Locate all lines in the data below that hold "JSON" and show them.

Records from a data collection
- - -

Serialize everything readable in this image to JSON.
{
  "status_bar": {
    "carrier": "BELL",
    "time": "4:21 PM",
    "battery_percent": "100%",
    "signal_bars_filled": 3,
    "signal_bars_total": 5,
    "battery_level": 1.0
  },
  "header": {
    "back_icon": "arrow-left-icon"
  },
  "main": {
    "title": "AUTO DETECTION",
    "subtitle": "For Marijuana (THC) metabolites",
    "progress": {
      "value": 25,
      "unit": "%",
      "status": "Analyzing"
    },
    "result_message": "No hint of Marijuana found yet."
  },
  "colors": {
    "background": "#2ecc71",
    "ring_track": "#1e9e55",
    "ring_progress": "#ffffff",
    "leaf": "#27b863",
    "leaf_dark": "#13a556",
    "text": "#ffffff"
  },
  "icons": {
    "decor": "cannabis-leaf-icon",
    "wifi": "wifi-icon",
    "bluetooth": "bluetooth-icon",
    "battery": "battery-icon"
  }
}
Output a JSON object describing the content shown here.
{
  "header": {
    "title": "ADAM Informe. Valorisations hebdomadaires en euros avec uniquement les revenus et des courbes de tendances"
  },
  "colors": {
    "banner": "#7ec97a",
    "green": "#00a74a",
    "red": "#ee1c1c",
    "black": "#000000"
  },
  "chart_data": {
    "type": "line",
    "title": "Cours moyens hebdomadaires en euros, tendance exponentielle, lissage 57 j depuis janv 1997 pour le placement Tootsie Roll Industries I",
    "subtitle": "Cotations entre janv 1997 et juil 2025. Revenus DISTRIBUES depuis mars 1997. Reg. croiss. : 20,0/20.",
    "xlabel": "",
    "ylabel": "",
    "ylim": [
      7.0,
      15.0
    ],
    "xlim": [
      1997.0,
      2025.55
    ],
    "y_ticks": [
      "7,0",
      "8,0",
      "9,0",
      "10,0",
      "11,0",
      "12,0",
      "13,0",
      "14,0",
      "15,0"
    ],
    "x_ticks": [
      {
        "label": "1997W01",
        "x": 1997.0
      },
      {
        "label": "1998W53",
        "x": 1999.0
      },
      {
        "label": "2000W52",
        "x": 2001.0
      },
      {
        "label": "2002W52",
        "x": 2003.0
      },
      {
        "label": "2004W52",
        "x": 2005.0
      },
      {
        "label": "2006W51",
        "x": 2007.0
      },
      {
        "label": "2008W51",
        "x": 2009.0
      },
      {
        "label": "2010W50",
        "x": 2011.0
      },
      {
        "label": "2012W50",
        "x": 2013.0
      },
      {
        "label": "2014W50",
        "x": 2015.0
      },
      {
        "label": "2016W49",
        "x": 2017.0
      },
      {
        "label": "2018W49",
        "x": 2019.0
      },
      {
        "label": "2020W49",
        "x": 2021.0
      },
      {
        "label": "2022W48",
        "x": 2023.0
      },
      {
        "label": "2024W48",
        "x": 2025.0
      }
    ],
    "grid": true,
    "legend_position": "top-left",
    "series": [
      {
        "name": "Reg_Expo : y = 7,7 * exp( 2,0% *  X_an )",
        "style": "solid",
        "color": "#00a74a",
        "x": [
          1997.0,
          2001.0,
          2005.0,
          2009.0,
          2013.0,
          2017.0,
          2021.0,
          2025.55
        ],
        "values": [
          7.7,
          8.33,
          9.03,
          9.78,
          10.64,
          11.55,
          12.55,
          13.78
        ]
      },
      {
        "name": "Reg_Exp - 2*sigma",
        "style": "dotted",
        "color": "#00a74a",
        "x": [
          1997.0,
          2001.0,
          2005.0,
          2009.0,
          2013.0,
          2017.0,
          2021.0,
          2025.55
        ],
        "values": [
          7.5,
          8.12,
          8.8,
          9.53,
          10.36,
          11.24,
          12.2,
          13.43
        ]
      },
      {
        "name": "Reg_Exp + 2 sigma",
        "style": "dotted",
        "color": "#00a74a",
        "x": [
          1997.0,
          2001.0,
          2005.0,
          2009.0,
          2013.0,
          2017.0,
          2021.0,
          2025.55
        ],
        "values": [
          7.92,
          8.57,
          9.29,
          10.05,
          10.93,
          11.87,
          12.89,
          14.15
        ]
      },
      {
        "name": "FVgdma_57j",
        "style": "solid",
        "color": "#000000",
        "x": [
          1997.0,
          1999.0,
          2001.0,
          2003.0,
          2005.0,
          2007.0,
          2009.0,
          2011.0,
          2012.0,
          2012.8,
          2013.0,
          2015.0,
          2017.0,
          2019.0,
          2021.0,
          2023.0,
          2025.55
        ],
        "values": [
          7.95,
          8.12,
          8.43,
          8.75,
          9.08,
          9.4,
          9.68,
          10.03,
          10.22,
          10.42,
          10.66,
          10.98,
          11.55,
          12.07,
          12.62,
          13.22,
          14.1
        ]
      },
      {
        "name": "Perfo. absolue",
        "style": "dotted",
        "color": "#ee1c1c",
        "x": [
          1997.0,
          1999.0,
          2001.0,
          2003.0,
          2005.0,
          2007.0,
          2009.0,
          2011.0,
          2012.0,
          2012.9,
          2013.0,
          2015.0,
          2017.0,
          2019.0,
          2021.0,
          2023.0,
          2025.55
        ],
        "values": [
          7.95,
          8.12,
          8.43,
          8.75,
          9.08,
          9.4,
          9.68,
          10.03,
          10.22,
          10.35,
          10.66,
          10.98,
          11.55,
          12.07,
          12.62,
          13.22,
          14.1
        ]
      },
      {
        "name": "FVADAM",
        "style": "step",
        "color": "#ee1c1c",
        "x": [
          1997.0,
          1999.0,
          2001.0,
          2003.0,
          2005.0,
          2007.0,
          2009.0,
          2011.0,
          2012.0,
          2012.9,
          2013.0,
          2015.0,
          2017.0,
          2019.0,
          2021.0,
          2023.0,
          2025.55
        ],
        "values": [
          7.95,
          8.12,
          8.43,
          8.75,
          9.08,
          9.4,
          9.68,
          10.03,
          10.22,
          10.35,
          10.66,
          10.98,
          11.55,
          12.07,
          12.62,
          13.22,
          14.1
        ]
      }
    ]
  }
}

- - -

FULL SOLUTION:
Serialize everything readable in this image to JSON.
Output a JSON object describing the content shown here.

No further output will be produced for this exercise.